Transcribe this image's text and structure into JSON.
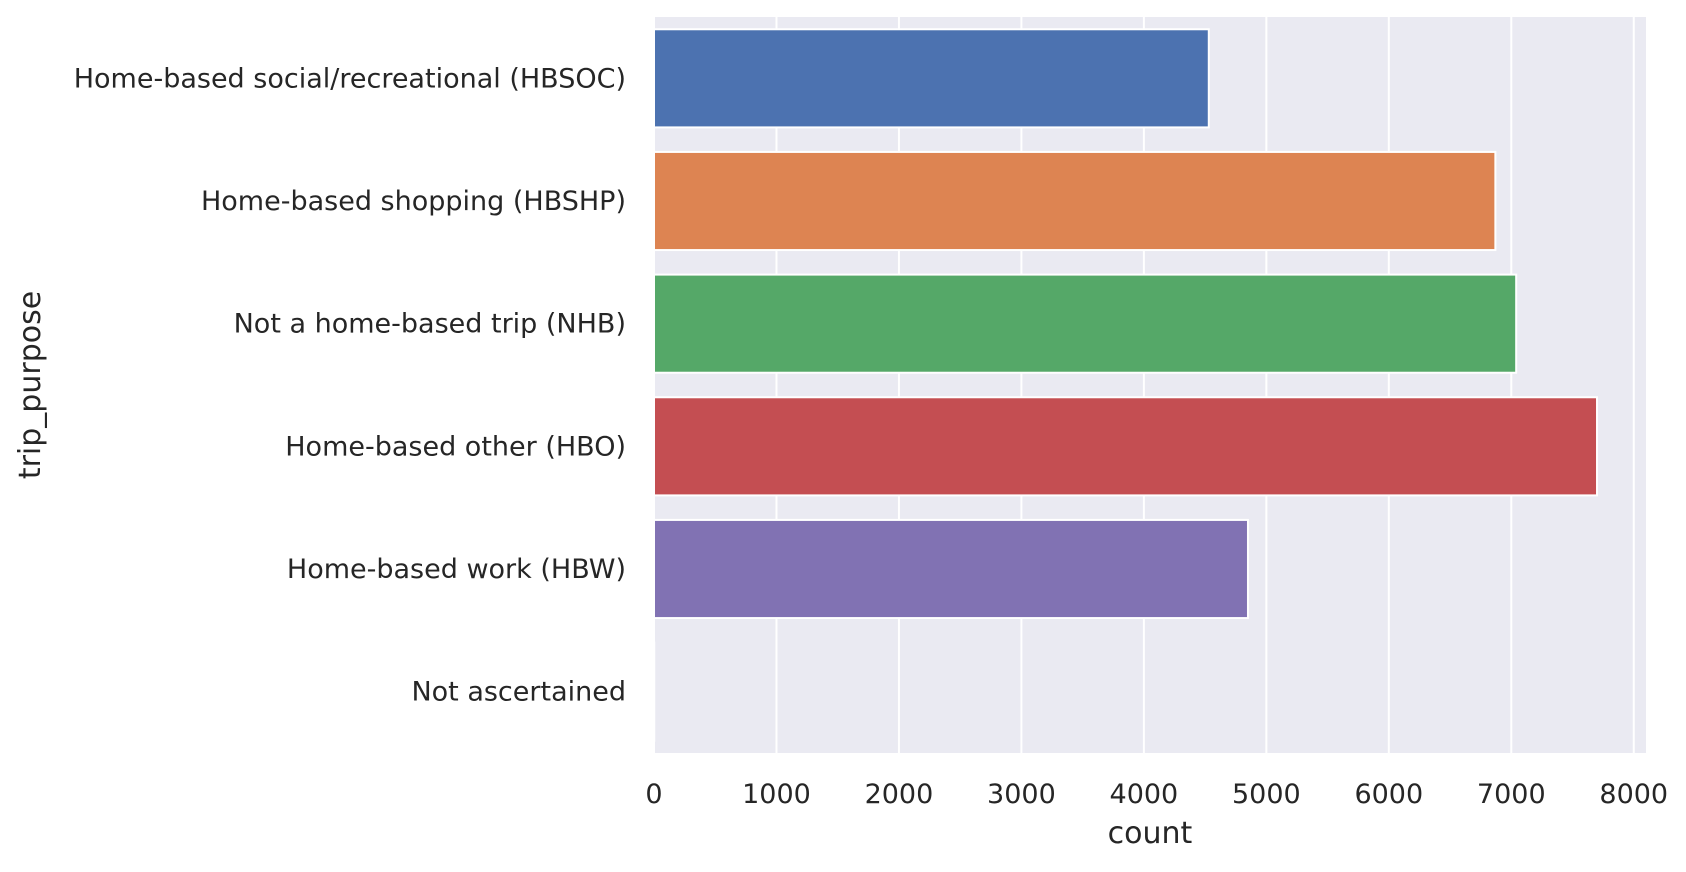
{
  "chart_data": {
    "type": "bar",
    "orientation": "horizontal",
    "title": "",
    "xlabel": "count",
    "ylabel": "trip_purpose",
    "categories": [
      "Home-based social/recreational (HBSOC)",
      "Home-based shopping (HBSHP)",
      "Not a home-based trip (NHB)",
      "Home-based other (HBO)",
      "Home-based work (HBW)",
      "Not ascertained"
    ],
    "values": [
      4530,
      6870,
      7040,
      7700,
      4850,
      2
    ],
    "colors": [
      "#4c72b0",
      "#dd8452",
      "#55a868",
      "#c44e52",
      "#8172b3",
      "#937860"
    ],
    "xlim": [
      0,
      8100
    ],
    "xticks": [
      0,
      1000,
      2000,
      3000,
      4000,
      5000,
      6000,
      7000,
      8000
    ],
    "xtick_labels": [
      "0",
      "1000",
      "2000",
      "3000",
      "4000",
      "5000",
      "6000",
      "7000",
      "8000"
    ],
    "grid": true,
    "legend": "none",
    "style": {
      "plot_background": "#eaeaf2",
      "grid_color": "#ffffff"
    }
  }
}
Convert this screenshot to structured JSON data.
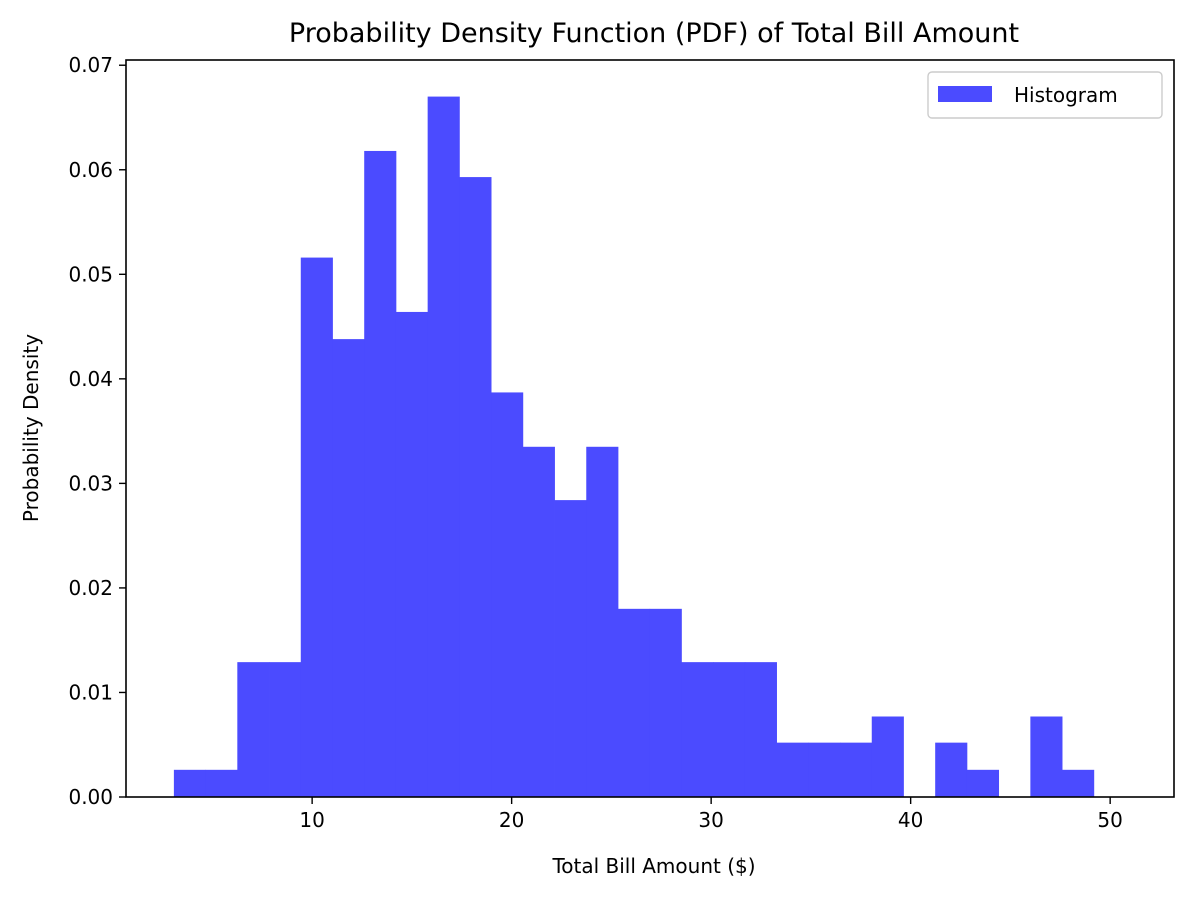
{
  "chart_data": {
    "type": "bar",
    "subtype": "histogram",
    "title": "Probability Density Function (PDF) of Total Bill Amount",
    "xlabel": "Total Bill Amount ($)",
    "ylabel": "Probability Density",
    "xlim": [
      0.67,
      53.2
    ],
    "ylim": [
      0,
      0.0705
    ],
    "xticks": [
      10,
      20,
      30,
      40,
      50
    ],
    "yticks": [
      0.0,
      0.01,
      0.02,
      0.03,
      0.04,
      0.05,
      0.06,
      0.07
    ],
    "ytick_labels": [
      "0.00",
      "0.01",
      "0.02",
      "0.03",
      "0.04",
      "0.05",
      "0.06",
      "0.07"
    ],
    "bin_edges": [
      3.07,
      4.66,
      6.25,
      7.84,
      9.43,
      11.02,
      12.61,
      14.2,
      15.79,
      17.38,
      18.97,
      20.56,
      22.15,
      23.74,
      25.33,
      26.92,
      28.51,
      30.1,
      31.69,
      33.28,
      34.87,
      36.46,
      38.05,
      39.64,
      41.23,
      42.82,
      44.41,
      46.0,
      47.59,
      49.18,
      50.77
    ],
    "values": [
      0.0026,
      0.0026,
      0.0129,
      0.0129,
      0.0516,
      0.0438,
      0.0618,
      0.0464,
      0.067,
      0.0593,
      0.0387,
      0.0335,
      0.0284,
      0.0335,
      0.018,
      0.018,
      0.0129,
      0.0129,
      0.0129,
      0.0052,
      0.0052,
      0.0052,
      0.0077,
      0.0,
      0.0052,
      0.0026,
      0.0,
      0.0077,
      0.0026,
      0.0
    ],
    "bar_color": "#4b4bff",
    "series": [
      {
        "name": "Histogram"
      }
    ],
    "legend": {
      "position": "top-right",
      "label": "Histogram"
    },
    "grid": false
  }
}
# # # # # # #
Set every line down exactly as written, leaving each picture out.

■ The completed task
Transcribe this image's text and structure into JSON.
{
  "chart_data": {
    "type": "bar",
    "orientation": "horizontal",
    "title": "",
    "xlabel": "count",
    "ylabel": "trip_purpose",
    "categories": [
      "Home-based social/recreational (HBSOC)",
      "Home-based shopping (HBSHP)",
      "Not a home-based trip (NHB)",
      "Home-based other (HBO)",
      "Home-based work (HBW)",
      "Not ascertained"
    ],
    "values": [
      4530,
      6870,
      7040,
      7700,
      4850,
      2
    ],
    "colors": [
      "#4c72b0",
      "#dd8452",
      "#55a868",
      "#c44e52",
      "#8172b3",
      "#937860"
    ],
    "xlim": [
      0,
      8100
    ],
    "xticks": [
      0,
      1000,
      2000,
      3000,
      4000,
      5000,
      6000,
      7000,
      8000
    ],
    "xtick_labels": [
      "0",
      "1000",
      "2000",
      "3000",
      "4000",
      "5000",
      "6000",
      "7000",
      "8000"
    ],
    "grid": true,
    "legend": "none",
    "style": {
      "plot_background": "#eaeaf2",
      "grid_color": "#ffffff"
    }
  }
}
Convert this screenshot to structured JSON data.
{
  "chart_data": {
    "type": "bar",
    "subtype": "histogram",
    "title": "Probability Density Function (PDF) of Total Bill Amount",
    "xlabel": "Total Bill Amount ($)",
    "ylabel": "Probability Density",
    "xlim": [
      0.67,
      53.2
    ],
    "ylim": [
      0,
      0.0705
    ],
    "xticks": [
      10,
      20,
      30,
      40,
      50
    ],
    "yticks": [
      0.0,
      0.01,
      0.02,
      0.03,
      0.04,
      0.05,
      0.06,
      0.07
    ],
    "ytick_labels": [
      "0.00",
      "0.01",
      "0.02",
      "0.03",
      "0.04",
      "0.05",
      "0.06",
      "0.07"
    ],
    "bin_edges": [
      3.07,
      4.66,
      6.25,
      7.84,
      9.43,
      11.02,
      12.61,
      14.2,
      15.79,
      17.38,
      18.97,
      20.56,
      22.15,
      23.74,
      25.33,
      26.92,
      28.51,
      30.1,
      31.69,
      33.28,
      34.87,
      36.46,
      38.05,
      39.64,
      41.23,
      42.82,
      44.41,
      46.0,
      47.59,
      49.18,
      50.77
    ],
    "values": [
      0.0026,
      0.0026,
      0.0129,
      0.0129,
      0.0516,
      0.0438,
      0.0618,
      0.0464,
      0.067,
      0.0593,
      0.0387,
      0.0335,
      0.0284,
      0.0335,
      0.018,
      0.018,
      0.0129,
      0.0129,
      0.0129,
      0.0052,
      0.0052,
      0.0052,
      0.0077,
      0.0,
      0.0052,
      0.0026,
      0.0,
      0.0077,
      0.0026,
      0.0
    ],
    "bar_color": "#4b4bff",
    "series": [
      {
        "name": "Histogram"
      }
    ],
    "legend": {
      "position": "top-right",
      "label": "Histogram"
    },
    "grid": false
  }
}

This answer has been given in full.